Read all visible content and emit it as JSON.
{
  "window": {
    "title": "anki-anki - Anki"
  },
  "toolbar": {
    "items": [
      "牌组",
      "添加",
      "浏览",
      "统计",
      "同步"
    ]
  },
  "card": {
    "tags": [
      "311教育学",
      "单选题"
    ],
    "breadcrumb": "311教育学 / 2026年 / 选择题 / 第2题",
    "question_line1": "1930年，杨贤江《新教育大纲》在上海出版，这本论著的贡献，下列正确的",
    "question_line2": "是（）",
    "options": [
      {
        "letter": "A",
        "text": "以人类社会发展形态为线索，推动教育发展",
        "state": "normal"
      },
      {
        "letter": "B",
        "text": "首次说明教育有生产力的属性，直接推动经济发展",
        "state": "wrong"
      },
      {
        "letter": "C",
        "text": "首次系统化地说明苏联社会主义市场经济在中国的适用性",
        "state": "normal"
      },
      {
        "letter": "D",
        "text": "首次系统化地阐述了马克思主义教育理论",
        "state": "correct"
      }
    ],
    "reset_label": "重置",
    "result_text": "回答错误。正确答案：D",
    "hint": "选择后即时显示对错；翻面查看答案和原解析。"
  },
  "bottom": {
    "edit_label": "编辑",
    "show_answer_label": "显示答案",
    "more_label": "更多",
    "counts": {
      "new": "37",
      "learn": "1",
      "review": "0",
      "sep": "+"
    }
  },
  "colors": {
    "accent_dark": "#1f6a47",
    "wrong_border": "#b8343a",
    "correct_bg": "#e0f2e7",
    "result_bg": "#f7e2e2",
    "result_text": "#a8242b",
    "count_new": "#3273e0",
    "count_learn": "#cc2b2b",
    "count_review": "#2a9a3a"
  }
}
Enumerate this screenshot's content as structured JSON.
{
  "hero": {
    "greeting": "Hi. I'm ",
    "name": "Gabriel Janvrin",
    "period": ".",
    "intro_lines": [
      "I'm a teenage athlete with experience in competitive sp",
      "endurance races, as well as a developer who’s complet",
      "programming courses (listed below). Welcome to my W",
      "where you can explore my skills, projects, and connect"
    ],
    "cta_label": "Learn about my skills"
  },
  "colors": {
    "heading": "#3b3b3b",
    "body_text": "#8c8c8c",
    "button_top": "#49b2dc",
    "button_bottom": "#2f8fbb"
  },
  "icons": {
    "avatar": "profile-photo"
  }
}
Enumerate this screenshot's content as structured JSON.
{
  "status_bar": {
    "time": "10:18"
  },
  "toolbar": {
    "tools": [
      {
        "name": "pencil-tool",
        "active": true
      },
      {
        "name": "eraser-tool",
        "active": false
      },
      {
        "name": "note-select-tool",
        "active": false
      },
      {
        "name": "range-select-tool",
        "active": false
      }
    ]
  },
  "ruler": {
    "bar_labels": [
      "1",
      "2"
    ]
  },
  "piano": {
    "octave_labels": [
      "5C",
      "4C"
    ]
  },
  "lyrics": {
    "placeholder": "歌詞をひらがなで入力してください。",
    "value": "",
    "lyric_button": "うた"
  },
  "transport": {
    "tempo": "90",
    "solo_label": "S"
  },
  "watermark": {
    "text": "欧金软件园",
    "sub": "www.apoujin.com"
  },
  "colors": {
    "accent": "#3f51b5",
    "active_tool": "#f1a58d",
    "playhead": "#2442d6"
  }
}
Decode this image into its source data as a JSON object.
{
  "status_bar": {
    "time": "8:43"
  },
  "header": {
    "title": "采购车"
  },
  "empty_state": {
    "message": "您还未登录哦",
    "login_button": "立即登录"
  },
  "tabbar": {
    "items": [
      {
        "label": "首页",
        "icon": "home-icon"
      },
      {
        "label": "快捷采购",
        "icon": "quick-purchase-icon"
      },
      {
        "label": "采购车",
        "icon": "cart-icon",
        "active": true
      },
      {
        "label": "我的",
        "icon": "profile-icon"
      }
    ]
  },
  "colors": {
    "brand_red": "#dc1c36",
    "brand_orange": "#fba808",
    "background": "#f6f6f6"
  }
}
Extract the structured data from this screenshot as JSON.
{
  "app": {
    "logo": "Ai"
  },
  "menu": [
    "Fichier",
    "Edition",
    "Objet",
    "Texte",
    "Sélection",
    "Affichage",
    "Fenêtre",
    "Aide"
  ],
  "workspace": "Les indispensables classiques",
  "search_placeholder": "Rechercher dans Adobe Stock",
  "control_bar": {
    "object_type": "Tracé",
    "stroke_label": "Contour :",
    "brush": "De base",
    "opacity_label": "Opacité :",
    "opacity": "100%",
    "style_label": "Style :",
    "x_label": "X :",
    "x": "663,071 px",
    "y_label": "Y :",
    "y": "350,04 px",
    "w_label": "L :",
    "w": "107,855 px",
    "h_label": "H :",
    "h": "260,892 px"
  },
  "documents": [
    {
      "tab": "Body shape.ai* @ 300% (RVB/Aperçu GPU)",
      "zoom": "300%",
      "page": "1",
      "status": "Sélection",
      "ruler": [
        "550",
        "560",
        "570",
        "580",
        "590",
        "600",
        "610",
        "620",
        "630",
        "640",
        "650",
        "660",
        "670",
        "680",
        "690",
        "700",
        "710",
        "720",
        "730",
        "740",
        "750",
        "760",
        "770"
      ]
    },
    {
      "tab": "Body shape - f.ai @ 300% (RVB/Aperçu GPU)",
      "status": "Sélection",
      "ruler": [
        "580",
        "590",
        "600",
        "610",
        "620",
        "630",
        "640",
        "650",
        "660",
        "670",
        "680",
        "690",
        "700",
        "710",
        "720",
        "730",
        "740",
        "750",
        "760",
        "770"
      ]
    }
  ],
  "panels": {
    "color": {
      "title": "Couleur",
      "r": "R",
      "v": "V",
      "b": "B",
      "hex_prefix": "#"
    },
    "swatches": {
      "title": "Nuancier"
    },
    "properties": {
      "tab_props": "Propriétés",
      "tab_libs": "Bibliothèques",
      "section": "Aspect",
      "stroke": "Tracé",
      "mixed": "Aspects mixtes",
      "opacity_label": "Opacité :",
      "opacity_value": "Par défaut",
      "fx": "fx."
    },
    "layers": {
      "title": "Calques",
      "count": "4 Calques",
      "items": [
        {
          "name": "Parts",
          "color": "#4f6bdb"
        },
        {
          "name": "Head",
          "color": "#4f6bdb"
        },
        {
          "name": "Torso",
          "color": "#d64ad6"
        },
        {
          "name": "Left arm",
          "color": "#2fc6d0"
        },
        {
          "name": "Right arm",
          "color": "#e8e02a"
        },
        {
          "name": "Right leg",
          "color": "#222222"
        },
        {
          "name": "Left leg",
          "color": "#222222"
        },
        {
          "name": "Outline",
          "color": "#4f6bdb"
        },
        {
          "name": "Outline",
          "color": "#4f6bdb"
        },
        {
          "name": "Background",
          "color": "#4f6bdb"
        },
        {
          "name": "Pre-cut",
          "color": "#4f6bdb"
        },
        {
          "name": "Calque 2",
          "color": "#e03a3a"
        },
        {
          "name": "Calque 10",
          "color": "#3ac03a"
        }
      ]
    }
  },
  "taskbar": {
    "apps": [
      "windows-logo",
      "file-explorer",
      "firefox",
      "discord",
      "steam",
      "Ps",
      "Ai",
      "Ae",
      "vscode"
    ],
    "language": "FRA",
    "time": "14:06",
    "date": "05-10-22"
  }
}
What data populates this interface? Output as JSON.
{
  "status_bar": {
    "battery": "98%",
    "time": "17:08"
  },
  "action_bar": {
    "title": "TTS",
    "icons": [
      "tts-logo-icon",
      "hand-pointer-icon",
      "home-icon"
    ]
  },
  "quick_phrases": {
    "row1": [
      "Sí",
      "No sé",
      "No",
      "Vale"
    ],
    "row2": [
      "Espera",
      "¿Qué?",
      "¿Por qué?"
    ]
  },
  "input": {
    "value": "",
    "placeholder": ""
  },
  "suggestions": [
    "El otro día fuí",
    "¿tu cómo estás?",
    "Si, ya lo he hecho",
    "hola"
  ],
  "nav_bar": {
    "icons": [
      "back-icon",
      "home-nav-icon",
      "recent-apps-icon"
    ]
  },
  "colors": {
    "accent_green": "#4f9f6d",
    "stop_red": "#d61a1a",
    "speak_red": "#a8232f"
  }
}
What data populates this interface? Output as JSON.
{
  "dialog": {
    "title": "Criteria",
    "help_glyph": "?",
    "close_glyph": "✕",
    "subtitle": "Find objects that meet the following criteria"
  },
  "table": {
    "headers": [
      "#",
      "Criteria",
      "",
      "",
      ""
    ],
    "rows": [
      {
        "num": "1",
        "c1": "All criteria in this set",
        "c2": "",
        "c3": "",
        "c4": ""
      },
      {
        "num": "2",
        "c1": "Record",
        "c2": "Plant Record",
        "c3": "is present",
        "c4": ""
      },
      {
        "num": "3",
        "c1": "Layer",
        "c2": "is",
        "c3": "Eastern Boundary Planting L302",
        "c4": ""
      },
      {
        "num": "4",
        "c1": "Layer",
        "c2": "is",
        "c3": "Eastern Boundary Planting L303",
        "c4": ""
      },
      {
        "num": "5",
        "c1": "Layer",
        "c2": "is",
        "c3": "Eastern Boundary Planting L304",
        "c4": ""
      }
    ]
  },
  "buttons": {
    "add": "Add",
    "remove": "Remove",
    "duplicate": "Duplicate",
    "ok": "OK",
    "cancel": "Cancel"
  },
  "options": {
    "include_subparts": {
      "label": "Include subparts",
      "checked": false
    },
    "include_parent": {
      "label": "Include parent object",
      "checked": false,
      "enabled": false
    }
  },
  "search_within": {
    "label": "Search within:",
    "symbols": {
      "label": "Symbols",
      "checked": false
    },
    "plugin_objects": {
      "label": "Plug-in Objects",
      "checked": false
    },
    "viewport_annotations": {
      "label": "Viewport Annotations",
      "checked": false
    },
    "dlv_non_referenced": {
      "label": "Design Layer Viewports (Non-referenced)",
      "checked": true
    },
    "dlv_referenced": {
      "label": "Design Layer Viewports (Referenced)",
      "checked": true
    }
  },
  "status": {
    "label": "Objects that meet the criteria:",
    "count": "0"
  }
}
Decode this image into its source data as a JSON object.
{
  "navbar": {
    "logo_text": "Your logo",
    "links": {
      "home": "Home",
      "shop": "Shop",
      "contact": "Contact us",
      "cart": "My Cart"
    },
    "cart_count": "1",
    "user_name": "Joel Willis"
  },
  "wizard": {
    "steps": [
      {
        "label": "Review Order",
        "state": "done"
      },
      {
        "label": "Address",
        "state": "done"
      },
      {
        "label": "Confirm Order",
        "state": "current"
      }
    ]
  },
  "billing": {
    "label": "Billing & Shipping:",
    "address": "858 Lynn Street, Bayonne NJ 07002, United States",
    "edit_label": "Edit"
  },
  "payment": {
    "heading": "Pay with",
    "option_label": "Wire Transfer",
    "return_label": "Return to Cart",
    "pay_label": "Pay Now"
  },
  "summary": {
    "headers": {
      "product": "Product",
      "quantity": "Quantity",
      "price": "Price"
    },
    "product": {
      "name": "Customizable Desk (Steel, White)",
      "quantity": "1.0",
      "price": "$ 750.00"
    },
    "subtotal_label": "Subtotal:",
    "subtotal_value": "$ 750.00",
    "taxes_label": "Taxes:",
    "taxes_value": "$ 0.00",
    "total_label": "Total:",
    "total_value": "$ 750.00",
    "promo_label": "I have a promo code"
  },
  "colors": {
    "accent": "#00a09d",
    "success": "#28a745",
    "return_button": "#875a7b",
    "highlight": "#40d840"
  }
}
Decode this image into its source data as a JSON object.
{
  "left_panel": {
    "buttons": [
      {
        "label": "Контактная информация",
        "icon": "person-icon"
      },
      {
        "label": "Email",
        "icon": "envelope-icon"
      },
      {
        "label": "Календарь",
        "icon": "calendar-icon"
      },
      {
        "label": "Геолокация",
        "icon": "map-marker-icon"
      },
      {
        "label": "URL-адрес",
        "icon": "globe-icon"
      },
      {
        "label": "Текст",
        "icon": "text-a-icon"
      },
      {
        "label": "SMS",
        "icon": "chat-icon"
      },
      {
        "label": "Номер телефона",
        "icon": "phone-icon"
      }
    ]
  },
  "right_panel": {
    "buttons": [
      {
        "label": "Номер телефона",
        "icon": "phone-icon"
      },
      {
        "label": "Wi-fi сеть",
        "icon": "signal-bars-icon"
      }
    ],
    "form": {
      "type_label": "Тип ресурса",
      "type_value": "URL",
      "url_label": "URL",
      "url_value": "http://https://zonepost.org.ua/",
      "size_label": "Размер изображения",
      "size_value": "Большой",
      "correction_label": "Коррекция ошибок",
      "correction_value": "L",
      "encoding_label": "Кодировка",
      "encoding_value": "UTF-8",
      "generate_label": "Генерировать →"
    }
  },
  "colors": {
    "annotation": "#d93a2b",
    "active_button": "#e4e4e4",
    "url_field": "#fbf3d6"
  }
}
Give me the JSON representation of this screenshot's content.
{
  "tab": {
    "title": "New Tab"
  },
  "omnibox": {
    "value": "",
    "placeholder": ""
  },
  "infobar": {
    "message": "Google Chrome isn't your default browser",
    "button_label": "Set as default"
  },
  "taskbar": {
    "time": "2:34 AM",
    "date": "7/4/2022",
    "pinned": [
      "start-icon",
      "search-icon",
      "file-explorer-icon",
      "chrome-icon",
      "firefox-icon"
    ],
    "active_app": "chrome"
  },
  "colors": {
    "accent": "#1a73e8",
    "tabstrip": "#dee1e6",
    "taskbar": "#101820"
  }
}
*-*-*
*PROBLEM DESCRIPTION*
In the records, locate each line holding the string "message" and copy it.

*RESULT OF THIS TASK*
    "message": "您还未登录哦",
    "message": "Google Chrome isn't your default browser",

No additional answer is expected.